— Start SUPPLIED DATA —
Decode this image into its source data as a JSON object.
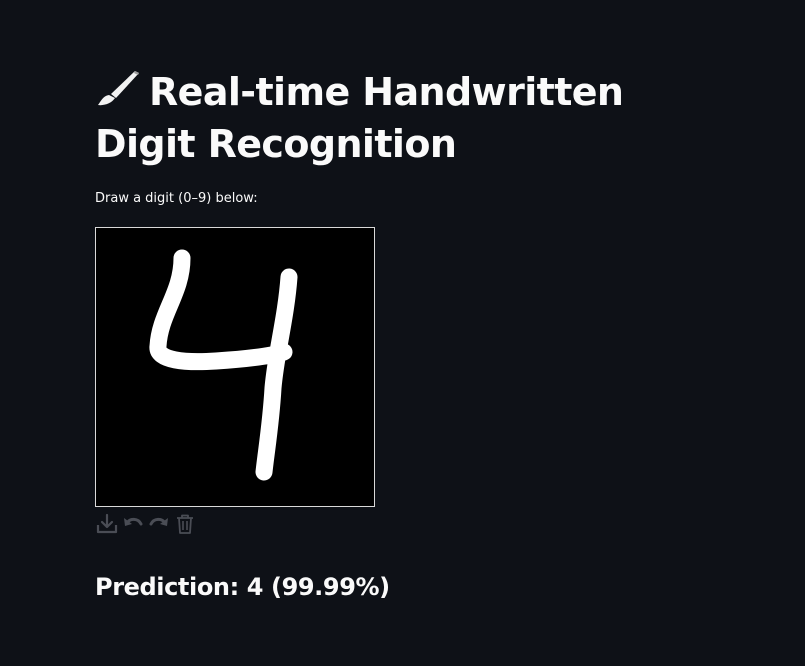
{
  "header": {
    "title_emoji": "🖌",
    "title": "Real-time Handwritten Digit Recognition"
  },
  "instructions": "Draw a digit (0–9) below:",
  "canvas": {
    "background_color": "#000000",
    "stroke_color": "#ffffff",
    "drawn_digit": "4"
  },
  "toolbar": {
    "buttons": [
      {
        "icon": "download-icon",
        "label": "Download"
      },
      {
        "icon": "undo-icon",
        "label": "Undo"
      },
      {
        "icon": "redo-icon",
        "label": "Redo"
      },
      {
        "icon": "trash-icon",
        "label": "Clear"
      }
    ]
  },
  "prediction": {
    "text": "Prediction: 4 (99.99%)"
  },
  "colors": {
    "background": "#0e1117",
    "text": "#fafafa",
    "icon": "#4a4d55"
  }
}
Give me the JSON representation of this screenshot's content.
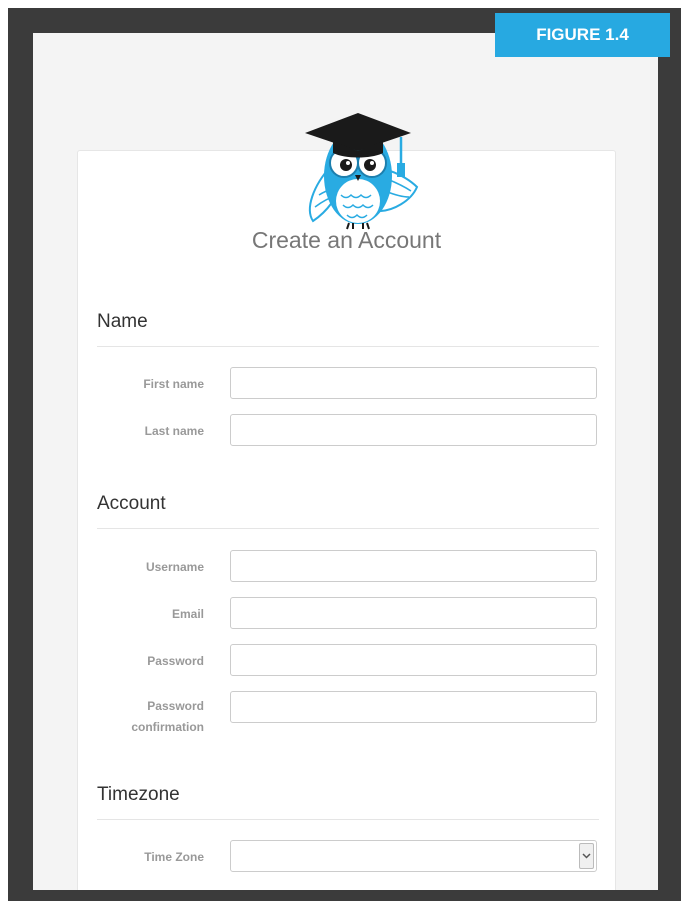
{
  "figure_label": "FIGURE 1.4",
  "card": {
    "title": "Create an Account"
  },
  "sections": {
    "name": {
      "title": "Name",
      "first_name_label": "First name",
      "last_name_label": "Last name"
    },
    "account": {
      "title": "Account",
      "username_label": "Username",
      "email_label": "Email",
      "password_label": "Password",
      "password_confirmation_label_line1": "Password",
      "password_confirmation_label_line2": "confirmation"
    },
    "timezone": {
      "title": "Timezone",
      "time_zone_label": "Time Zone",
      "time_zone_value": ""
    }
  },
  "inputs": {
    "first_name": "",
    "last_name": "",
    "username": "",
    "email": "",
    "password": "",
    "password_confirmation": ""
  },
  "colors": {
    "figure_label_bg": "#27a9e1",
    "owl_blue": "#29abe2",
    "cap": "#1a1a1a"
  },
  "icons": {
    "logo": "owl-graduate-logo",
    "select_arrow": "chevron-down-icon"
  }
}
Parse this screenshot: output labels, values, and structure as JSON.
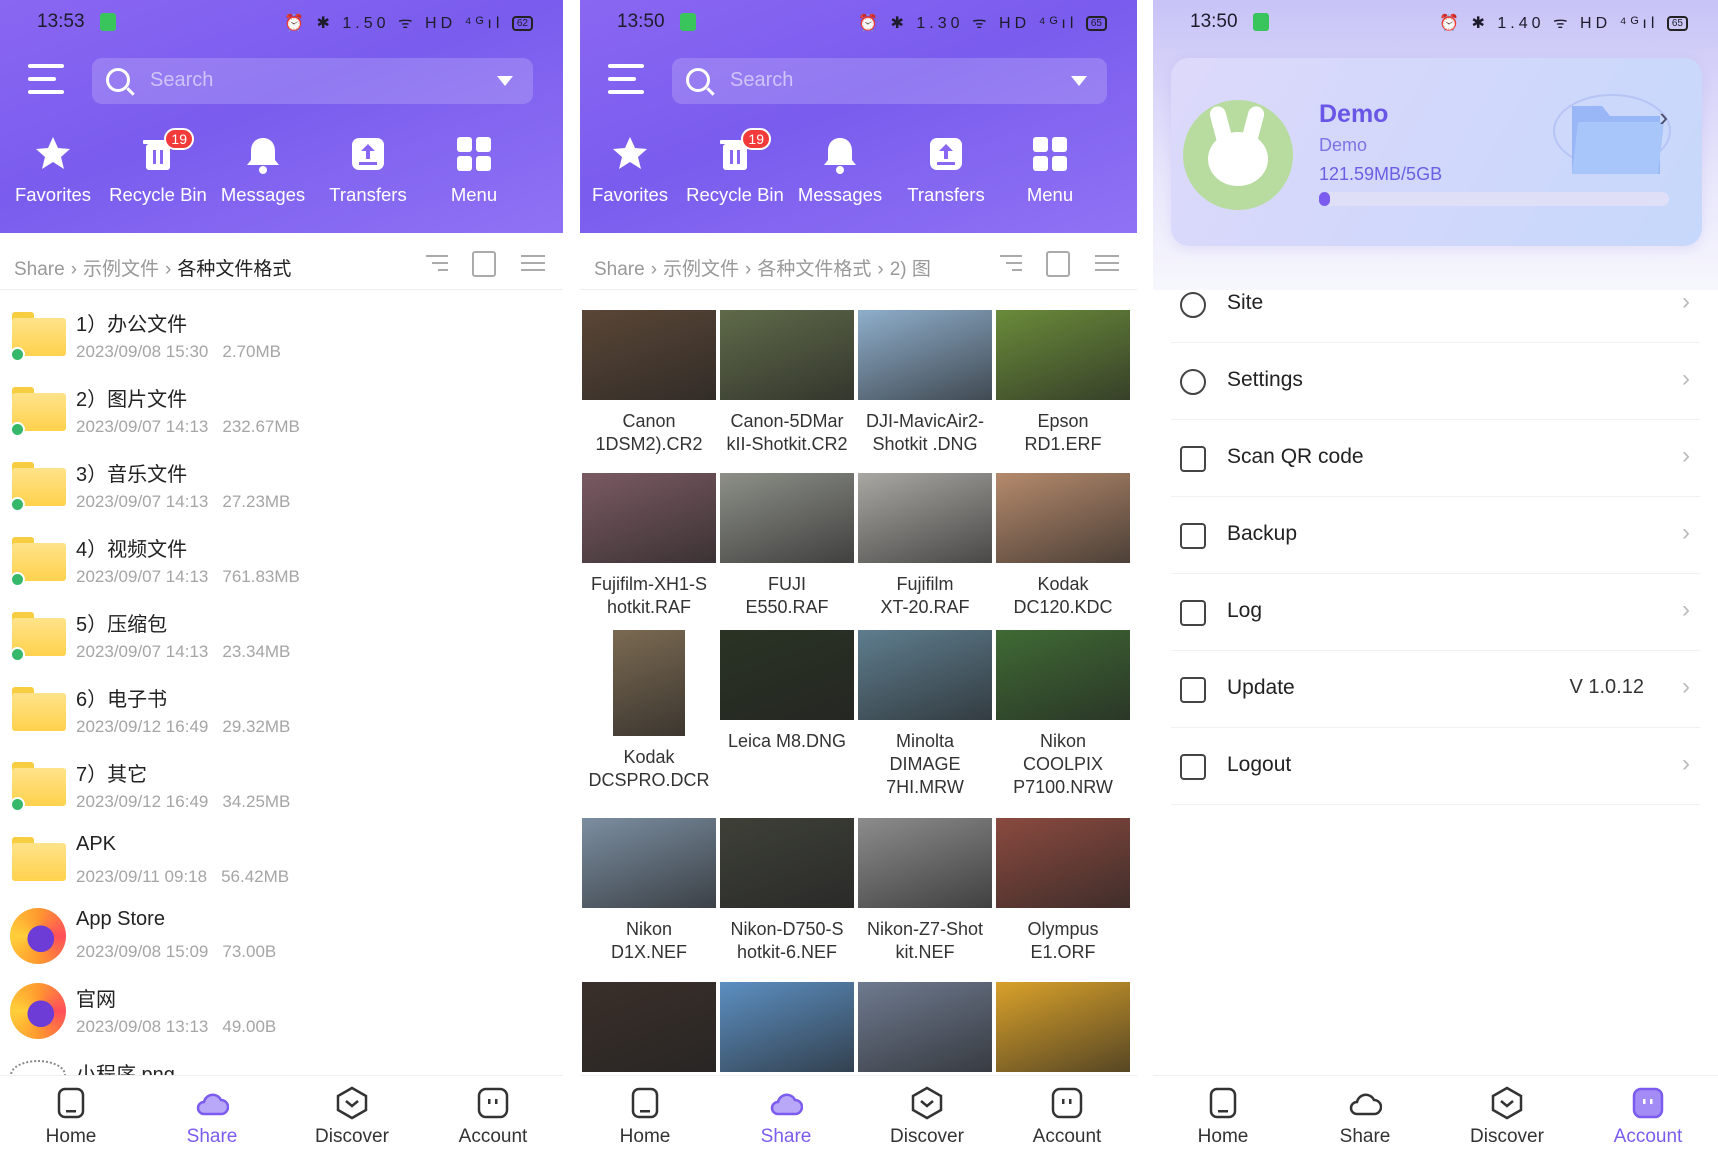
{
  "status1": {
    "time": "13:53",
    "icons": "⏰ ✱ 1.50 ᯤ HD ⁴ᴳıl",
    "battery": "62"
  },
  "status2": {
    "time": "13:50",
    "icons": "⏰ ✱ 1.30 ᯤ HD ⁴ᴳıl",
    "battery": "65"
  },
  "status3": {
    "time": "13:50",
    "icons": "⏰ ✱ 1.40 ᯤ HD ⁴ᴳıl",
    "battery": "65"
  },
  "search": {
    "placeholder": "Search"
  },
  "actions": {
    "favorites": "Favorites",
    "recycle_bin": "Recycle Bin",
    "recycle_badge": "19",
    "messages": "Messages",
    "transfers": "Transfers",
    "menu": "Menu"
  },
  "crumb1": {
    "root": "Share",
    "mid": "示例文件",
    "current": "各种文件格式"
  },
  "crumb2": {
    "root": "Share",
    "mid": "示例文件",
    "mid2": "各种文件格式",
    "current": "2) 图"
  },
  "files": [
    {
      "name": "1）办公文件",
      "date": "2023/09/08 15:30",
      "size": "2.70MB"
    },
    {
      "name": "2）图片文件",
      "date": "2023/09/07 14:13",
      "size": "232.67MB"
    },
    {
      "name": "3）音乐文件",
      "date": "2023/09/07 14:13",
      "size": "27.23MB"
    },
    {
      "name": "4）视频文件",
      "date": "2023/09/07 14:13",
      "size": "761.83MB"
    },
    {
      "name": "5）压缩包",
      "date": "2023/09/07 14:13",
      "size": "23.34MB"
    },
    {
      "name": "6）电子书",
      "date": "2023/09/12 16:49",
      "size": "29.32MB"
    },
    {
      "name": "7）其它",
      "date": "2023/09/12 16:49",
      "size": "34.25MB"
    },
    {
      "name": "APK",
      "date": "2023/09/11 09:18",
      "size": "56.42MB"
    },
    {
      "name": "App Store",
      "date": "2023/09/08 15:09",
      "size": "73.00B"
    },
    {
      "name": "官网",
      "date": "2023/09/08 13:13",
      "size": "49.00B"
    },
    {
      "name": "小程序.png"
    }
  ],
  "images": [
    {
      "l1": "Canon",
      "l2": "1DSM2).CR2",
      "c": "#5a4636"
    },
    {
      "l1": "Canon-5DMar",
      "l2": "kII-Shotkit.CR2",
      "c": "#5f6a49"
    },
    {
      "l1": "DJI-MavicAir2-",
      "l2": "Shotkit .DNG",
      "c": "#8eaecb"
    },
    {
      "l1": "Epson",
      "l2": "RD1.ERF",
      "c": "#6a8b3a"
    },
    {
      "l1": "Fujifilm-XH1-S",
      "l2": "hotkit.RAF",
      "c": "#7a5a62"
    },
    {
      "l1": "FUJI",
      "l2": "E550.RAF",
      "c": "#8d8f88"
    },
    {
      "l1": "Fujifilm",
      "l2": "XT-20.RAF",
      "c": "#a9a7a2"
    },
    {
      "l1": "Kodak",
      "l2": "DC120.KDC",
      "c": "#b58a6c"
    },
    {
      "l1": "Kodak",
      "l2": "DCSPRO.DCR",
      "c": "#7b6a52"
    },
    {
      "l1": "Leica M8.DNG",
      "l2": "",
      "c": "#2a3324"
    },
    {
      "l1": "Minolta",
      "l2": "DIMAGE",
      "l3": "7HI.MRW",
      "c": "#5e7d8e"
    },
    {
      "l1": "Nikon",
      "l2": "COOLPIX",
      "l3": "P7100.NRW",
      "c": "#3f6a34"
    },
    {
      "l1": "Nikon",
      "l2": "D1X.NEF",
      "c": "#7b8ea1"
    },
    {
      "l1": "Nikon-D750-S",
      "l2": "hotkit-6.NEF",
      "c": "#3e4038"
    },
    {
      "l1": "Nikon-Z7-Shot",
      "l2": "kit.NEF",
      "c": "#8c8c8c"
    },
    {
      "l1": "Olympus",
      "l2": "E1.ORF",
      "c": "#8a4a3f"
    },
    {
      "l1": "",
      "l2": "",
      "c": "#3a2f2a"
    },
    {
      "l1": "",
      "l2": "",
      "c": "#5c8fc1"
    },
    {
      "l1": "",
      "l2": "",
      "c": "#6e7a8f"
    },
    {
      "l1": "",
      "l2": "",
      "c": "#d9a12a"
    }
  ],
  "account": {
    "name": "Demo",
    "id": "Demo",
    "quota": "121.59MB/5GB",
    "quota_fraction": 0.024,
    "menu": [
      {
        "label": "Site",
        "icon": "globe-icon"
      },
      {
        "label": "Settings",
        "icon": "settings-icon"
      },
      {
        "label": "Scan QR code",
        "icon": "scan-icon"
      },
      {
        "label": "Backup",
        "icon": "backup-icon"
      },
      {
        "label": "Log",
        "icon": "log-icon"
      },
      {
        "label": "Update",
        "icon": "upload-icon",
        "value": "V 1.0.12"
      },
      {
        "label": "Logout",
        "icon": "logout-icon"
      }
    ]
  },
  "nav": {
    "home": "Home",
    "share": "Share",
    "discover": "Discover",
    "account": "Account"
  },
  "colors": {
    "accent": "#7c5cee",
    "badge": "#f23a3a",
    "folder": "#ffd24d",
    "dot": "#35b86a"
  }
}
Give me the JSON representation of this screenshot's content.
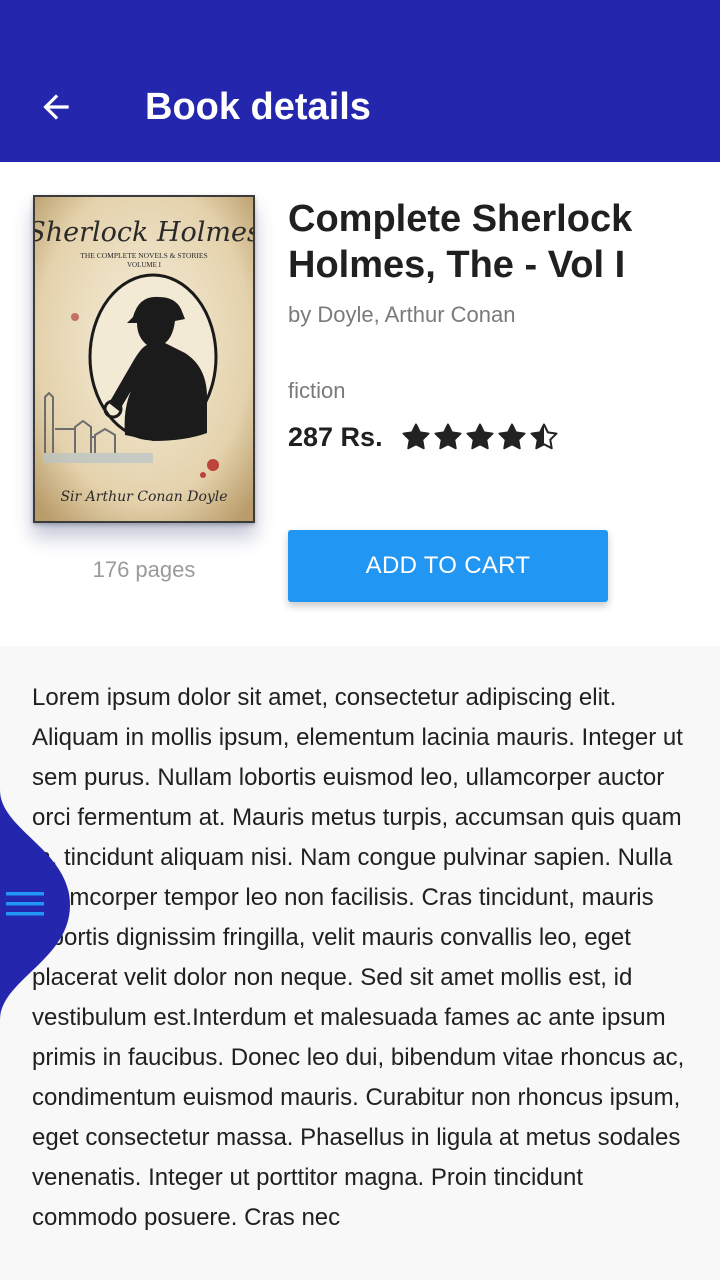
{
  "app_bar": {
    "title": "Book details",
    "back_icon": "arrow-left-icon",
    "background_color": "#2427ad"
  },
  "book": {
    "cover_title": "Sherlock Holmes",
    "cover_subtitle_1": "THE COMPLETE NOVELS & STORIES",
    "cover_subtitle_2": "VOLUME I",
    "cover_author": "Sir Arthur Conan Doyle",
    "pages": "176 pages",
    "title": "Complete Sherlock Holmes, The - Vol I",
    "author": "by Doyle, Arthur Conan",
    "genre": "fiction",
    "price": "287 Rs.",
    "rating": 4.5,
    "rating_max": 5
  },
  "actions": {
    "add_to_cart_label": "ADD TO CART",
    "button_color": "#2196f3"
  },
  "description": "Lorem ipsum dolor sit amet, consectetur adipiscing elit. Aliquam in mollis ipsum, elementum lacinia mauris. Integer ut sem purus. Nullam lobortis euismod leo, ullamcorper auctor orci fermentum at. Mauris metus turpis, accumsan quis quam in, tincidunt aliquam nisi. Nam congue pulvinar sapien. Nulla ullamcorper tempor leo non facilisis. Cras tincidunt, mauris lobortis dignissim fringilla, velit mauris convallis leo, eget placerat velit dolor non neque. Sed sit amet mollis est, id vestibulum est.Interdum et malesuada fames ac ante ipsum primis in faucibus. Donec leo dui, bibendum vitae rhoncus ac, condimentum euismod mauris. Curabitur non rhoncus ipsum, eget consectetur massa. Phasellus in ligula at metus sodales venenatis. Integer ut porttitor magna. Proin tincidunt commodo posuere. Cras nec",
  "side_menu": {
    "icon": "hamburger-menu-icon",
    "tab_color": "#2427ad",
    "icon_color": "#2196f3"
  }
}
— End SUPPLIED DATA —
## GOAL OF THE EXERCISE
Show every line above in which the word "Conan" occurs.

## SOLUTION BELOW
    "cover_author": "Sir Arthur Conan Doyle",
    "author": "by Doyle, Arthur Conan",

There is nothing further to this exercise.